The whole listing that follows, pictures excepted, should be printed again exactly as given.

================================

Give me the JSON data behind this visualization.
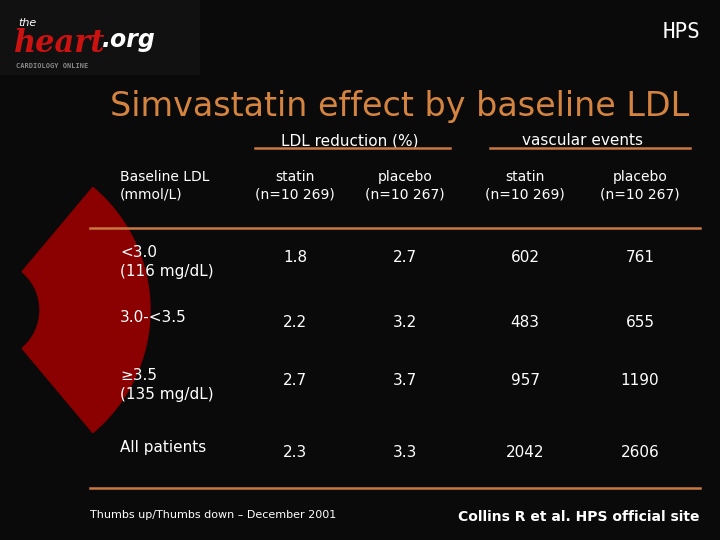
{
  "background_color": "#0a0a0a",
  "title": "Simvastatin effect by baseline LDL",
  "title_color": "#d4843e",
  "hps_label": "HPS",
  "hps_color": "#ffffff",
  "group_header1": "LDL reduction (%)",
  "group_header2": "vascular events",
  "col_headers": [
    "Baseline LDL\n(mmol/L)",
    "statin\n(n=10 269)",
    "placebo\n(n=10 267)",
    "statin\n(n=10 269)",
    "placebo\n(n=10 267)"
  ],
  "rows": [
    [
      "<3.0\n(116 mg/dL)",
      "1.8",
      "2.7",
      "602",
      "761"
    ],
    [
      "3.0-<3.5",
      "2.2",
      "3.2",
      "483",
      "655"
    ],
    [
      "≥3.5\n(135 mg/dL)",
      "2.7",
      "3.7",
      "957",
      "1190"
    ],
    [
      "All patients",
      "2.3",
      "3.3",
      "2042",
      "2606"
    ]
  ],
  "header_color": "#ffffff",
  "cell_color": "#ffffff",
  "line_color": "#c87840",
  "footer_left": "Thumbs up/Thumbs down – December 2001",
  "footer_right": "Collins R et al. HPS official site",
  "footer_color": "#ffffff",
  "left_bar_color": "#8b0000",
  "logo_bg": "#111111",
  "logo_the_color": "#ffffff",
  "logo_heart_color": "#cc1111",
  "logo_org_color": "#ffffff",
  "logo_cardiology_color": "#888888"
}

================================

→ **Expected answer**:
Give me the JSON data behind this visualization.
{
  "background_color": "#0a0a0a",
  "title": "Simvastatin effect by baseline LDL",
  "title_color": "#d4843e",
  "hps_label": "HPS",
  "hps_color": "#ffffff",
  "group_header1": "LDL reduction (%)",
  "group_header2": "vascular events",
  "col_headers": [
    "Baseline LDL\n(mmol/L)",
    "statin\n(n=10 269)",
    "placebo\n(n=10 267)",
    "statin\n(n=10 269)",
    "placebo\n(n=10 267)"
  ],
  "rows": [
    [
      "<3.0\n(116 mg/dL)",
      "1.8",
      "2.7",
      "602",
      "761"
    ],
    [
      "3.0-<3.5",
      "2.2",
      "3.2",
      "483",
      "655"
    ],
    [
      "≥3.5\n(135 mg/dL)",
      "2.7",
      "3.7",
      "957",
      "1190"
    ],
    [
      "All patients",
      "2.3",
      "3.3",
      "2042",
      "2606"
    ]
  ],
  "header_color": "#ffffff",
  "cell_color": "#ffffff",
  "line_color": "#c87840",
  "footer_left": "Thumbs up/Thumbs down – December 2001",
  "footer_right": "Collins R et al. HPS official site",
  "footer_color": "#ffffff",
  "left_bar_color": "#8b0000",
  "logo_bg": "#111111",
  "logo_the_color": "#ffffff",
  "logo_heart_color": "#cc1111",
  "logo_org_color": "#ffffff",
  "logo_cardiology_color": "#888888"
}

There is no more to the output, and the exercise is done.